-- start --

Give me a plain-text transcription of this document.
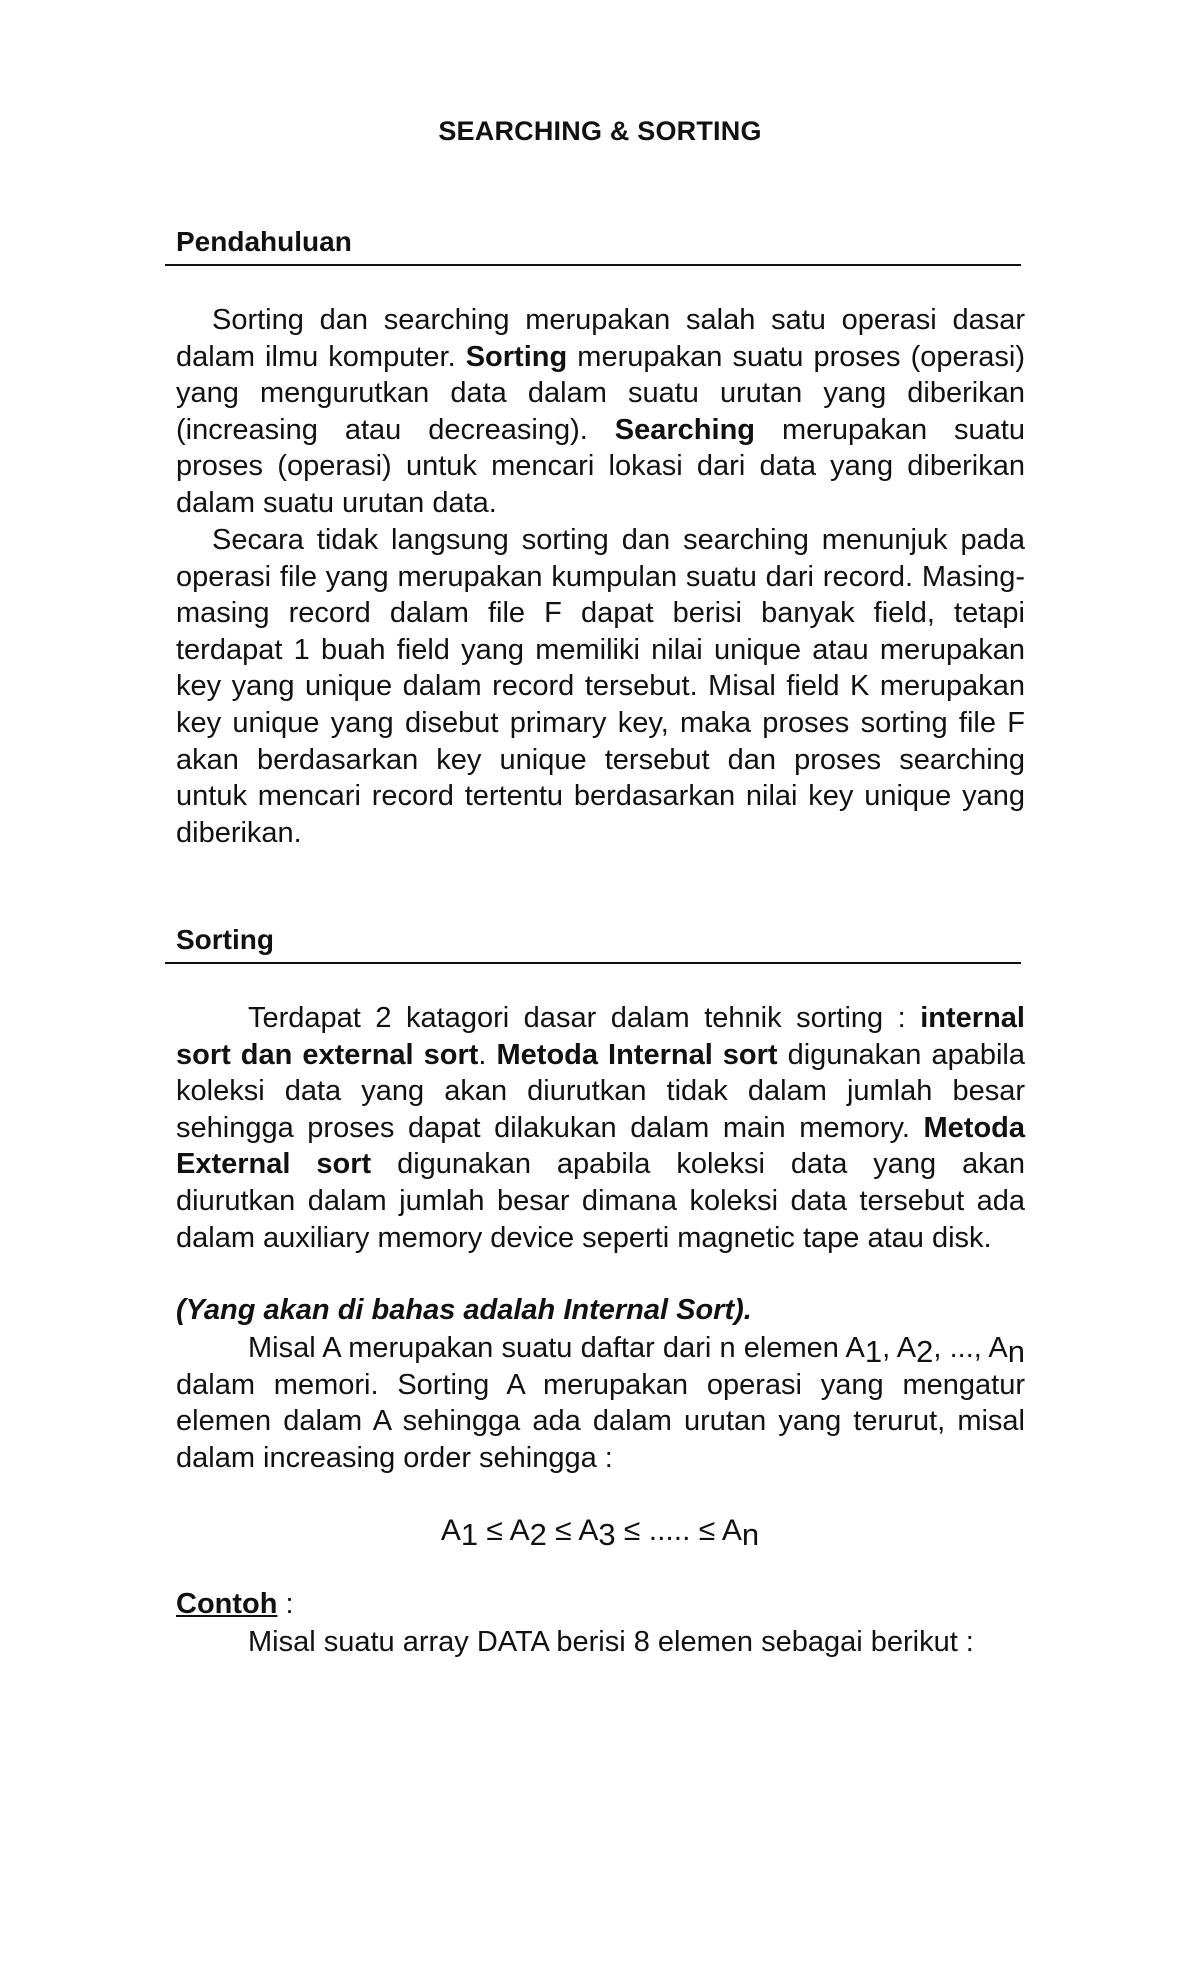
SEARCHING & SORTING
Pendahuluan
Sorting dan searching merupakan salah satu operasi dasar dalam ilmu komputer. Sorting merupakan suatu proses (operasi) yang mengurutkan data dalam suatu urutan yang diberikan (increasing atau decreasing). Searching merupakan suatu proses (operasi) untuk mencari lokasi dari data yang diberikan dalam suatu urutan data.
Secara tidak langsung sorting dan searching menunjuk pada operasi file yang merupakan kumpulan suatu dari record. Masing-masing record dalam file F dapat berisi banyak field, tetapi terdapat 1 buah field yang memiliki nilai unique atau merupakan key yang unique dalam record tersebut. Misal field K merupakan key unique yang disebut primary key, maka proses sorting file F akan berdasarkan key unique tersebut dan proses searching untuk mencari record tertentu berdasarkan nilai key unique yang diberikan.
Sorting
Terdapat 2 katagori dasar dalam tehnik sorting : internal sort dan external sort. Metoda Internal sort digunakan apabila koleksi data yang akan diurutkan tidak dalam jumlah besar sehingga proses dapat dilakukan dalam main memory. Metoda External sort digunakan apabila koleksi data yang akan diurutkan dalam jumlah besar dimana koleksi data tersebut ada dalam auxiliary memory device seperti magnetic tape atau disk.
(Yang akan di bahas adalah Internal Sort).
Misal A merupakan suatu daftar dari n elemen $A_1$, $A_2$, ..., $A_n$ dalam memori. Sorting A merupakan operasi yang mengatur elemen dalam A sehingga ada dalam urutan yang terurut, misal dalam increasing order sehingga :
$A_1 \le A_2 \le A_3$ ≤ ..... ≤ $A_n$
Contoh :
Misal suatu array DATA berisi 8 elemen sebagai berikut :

-- end --
-- start --

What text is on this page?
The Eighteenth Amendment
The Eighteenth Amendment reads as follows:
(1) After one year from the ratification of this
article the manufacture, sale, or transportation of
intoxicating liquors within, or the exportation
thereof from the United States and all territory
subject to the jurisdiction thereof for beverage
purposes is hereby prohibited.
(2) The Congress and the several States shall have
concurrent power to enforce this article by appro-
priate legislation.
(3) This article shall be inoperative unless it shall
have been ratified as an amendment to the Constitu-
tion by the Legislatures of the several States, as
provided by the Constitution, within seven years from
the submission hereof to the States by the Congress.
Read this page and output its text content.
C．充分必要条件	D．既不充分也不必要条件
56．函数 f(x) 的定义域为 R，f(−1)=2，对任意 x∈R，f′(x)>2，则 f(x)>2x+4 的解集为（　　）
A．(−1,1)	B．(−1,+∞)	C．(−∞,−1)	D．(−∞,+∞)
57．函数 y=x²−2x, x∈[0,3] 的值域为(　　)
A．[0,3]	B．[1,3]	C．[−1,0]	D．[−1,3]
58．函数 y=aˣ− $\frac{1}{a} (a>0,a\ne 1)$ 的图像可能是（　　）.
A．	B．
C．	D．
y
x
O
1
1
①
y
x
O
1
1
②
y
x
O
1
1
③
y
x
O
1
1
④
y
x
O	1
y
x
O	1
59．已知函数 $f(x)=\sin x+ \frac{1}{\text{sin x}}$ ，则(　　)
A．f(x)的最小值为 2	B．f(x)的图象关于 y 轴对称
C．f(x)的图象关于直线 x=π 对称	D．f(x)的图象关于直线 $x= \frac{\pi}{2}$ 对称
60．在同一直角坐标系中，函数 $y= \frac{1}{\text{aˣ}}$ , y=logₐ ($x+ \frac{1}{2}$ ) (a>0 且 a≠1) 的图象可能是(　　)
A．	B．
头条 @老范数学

-- end --

Going through the records above, state how many lines carry "States", with no other text.

4